LISTED ENTRIES:
☆ ☆ ☆

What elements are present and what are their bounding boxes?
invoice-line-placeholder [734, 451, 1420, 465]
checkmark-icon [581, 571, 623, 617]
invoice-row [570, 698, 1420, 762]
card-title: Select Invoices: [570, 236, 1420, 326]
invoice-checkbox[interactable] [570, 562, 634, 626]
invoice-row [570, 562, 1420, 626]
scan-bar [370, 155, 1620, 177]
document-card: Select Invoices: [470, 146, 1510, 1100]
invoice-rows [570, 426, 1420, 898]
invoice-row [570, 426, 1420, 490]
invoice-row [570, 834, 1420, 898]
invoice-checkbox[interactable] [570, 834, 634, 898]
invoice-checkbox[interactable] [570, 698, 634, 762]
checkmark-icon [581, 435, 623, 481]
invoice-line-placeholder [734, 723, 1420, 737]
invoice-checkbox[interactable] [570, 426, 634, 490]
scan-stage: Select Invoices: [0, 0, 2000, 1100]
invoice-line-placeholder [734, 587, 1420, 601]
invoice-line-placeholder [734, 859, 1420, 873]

☆ ☆ ☆

DIRECTIONS FOR THIS TASK:
Rewrite all of the items above with every "checkmark-icon" changed to "tick-icon", leaving everything else the same.

OUTPUT FOR THIS TASK:
What elements are present and what are their bounding boxes?
invoice-line-placeholder [734, 451, 1420, 465]
tick-icon [581, 571, 623, 617]
invoice-row [570, 698, 1420, 762]
card-title: Select Invoices: [570, 236, 1420, 326]
invoice-checkbox[interactable] [570, 562, 634, 626]
invoice-row [570, 562, 1420, 626]
scan-bar [370, 155, 1620, 177]
document-card: Select Invoices: [470, 146, 1510, 1100]
invoice-rows [570, 426, 1420, 898]
invoice-row [570, 426, 1420, 490]
invoice-row [570, 834, 1420, 898]
invoice-checkbox[interactable] [570, 834, 634, 898]
invoice-checkbox[interactable] [570, 698, 634, 762]
tick-icon [581, 435, 623, 481]
invoice-line-placeholder [734, 723, 1420, 737]
invoice-checkbox[interactable] [570, 426, 634, 490]
scan-stage: Select Invoices: [0, 0, 2000, 1100]
invoice-line-placeholder [734, 587, 1420, 601]
invoice-line-placeholder [734, 859, 1420, 873]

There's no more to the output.